Data for the Project

You have been supplied with several thousand single-sentence reviews, collected from three domains: imdb.com, amazon.com, and yelp.com. Each review consists of a sentence, and has been assigned a binary label indicating the sentiment (1 for positive and 0 for negative) of that sentence. Your goal is to develop binary classifiers that can generate the sentiment-labels for new sentences, automating the assessment process. While the reviews were collected from websites where much of the content is in English, the reviews may well contain slang, spelling errors, foreign characters and the like, all of which make natural language data challenging, albeit fun, to try to classify like this.

The provided data consists of 2,400 training examples in the usual CSV x and y format. Input data has two columns, for the source-website and review text; outputs are given as binary values, where 1 indicates a positive review. There are also 600 testing inputs, for which no y-values are given; these will be used for validation against the Gradescope leaderboards. The Project download also contains a short script, load_train_data.py, that will give you guidance as to how you might load the data using Pandas (of course, you can load it in other ways as well if you so choose).

Examples of positive reviews include:

  • (amazon) #1 It Works #2 It is Comfortable.
  • (imdb) Gotta love those close-ups of slimy, drooling teeth!
  • (yelp) Food was so gooodd.

Examples of negative reviews include:

  • (amazon) DO NOT BUY DO NOT BUYIT SUCKS
  • (imdb) This is not movie-making.
  • (yelp) The service was poor and thats being nice.

Data comes from work by D. Kotzias, M. Denil, N. De Freitas, and P. Smyth, as described in their paper From Group to Individualized Labels Using Deep Features (KDD 2015). Thanks to the authors for making it available.

It is recommended that you preprocess your data, removing punctuation, non-English and nontext characters, and unifying the case (i.e., setting everything to be either upper- or lower-case). You will then investigate feature representations for converting strings of words in sentence form into feature vectors xn of some common length n, and use those feature representations to build and compare a number of different types of models.

Supplied material:
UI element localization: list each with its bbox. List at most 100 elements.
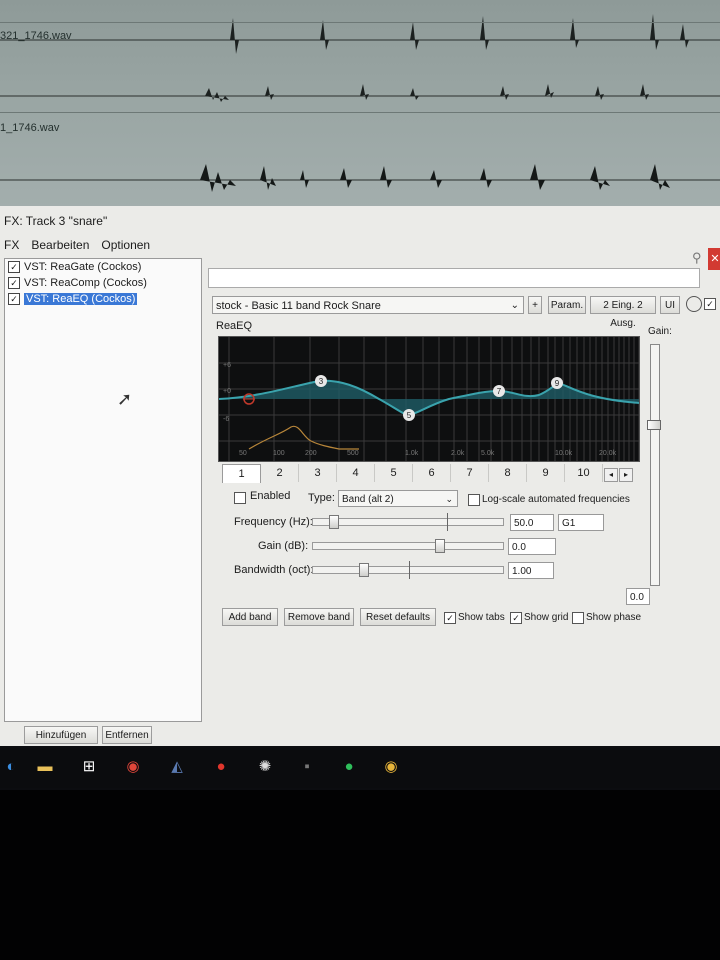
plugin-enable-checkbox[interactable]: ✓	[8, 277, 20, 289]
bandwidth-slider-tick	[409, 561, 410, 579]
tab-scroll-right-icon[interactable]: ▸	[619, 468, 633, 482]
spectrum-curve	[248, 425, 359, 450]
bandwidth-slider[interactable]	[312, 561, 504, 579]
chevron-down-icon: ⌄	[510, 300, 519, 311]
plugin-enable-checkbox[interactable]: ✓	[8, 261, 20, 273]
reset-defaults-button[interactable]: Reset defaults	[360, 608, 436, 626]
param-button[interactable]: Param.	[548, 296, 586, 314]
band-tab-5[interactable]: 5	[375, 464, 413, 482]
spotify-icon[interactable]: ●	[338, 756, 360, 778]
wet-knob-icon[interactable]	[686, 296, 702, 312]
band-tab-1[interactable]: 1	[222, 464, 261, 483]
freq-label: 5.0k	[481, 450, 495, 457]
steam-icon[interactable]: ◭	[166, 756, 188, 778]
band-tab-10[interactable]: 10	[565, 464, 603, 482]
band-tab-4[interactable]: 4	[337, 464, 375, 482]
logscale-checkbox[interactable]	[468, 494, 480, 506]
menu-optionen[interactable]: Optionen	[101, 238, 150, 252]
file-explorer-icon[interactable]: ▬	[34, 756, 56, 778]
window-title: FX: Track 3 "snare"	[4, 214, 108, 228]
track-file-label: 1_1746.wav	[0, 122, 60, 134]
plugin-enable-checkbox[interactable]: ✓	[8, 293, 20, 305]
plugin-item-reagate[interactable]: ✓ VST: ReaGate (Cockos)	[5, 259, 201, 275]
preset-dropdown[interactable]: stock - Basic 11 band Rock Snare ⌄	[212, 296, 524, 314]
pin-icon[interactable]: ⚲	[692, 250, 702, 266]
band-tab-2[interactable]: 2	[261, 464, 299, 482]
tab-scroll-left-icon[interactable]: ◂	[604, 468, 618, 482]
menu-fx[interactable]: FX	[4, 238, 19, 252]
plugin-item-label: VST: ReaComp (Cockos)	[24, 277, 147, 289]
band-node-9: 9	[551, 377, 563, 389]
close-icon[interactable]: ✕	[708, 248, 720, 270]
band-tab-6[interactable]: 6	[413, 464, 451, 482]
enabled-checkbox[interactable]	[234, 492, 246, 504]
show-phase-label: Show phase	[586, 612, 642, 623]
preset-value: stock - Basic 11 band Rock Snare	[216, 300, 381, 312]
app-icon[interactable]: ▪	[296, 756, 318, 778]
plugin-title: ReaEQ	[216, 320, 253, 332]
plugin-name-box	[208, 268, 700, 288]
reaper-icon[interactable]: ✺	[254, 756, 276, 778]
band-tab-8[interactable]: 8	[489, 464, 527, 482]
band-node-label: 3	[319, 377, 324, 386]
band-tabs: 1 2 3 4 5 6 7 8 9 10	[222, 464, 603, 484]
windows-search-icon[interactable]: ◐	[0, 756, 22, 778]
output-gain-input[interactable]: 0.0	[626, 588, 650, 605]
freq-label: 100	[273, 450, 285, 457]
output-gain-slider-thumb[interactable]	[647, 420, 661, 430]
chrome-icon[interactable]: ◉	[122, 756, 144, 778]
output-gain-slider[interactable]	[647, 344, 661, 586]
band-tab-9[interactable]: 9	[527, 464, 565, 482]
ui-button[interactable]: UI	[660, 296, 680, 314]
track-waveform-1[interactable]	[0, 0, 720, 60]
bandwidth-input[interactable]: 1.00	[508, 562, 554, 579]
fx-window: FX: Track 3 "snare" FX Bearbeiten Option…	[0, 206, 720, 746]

Short exercise: Please state how many testing inputs the project data description says are provided.

Solution to this problem: 600